**Prompt**. Extract every line that includes the string "person".

**Data supplied**.

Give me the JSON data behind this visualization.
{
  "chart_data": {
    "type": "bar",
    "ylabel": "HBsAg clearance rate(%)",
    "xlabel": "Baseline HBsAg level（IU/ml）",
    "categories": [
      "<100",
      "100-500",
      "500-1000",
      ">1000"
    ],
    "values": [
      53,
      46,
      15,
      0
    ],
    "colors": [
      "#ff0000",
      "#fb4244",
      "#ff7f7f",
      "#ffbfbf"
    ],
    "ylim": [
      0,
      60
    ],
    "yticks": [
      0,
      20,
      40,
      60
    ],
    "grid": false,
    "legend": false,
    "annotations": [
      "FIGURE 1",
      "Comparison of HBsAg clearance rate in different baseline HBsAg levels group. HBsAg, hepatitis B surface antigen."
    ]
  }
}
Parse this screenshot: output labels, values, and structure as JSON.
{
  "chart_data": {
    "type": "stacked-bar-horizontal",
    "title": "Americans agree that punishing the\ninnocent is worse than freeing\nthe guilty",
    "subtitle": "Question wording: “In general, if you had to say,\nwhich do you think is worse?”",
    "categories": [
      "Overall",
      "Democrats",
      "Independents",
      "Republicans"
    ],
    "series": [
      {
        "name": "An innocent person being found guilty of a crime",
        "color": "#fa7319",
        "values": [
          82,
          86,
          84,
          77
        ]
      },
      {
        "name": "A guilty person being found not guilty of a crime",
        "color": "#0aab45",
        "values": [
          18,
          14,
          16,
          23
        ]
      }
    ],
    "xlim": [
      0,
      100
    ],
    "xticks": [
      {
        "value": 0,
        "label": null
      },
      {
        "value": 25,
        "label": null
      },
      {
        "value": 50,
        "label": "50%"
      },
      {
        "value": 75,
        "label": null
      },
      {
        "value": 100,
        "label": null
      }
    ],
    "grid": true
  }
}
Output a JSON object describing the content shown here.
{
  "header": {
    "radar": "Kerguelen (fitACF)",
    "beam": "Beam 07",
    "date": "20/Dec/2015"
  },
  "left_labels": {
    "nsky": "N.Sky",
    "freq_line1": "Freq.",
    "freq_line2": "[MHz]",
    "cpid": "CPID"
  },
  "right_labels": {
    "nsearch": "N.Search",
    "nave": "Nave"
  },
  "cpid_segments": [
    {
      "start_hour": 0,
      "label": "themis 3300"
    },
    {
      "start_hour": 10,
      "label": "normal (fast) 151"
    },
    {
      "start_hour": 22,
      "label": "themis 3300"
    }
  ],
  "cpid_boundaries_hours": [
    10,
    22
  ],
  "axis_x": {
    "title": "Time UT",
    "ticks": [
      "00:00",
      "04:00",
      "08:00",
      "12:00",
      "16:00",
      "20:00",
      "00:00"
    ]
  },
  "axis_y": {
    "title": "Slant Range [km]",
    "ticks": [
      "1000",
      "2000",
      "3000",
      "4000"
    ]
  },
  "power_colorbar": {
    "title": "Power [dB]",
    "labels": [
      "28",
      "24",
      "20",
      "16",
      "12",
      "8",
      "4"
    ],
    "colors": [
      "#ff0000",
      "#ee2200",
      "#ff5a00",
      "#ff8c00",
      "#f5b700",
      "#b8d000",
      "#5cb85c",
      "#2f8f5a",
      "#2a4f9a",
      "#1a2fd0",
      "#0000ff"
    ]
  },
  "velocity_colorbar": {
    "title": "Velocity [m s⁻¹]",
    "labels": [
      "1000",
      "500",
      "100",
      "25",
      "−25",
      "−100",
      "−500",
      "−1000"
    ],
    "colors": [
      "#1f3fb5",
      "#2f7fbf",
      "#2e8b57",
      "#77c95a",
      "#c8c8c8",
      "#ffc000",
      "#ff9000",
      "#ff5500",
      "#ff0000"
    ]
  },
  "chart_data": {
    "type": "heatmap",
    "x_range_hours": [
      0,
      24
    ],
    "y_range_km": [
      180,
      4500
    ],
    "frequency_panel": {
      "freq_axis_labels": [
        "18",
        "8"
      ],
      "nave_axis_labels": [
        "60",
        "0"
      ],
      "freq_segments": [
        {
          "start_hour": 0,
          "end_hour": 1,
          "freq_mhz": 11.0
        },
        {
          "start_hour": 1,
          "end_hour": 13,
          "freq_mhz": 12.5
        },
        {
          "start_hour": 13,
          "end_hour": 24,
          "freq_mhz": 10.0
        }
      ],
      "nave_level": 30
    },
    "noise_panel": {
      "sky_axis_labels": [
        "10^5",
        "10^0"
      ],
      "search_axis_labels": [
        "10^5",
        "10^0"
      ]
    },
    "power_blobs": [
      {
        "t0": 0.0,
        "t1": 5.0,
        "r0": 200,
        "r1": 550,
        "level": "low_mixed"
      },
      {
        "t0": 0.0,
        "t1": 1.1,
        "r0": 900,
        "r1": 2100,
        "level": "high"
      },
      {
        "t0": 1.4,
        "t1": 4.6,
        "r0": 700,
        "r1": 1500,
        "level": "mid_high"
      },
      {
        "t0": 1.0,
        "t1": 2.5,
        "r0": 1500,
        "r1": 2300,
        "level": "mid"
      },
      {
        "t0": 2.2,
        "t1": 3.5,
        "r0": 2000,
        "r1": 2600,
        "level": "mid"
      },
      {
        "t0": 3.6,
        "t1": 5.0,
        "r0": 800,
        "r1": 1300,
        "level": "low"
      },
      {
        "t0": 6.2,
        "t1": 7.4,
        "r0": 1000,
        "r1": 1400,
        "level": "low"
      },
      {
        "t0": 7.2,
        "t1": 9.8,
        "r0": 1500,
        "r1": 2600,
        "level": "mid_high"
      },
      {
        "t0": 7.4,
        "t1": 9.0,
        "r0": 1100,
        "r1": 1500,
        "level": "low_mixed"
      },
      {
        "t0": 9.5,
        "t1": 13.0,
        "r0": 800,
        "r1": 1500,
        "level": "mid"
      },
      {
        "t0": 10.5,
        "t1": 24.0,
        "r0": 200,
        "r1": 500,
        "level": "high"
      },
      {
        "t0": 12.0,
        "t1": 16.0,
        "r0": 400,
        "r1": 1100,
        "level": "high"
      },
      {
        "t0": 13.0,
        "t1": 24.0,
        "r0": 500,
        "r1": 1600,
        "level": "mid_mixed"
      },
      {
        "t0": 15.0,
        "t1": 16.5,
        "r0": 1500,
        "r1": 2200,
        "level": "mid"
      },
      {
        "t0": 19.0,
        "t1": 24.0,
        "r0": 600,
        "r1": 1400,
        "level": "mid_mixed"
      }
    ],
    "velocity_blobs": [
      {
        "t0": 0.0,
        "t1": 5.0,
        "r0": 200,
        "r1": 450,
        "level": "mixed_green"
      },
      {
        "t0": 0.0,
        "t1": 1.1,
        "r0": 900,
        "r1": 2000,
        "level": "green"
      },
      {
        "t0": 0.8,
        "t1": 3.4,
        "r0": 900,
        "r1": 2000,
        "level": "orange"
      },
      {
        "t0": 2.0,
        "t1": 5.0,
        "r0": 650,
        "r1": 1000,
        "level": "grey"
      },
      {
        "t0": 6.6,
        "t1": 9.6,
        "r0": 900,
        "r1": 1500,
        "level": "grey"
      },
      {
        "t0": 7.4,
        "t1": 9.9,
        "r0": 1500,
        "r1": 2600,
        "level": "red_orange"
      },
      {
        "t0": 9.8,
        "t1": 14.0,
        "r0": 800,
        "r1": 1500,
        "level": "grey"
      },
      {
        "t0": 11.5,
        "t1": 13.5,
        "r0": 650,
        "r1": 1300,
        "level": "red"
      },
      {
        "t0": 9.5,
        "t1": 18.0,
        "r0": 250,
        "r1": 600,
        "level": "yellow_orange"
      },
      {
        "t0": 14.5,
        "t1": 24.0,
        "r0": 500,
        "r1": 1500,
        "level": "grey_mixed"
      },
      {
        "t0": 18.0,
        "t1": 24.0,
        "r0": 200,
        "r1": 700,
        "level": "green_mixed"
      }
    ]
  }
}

**Response to the task**.
        "name": "An innocent person being found guilty of a crime",
        "name": "A guilty person being found not guilty of a crime",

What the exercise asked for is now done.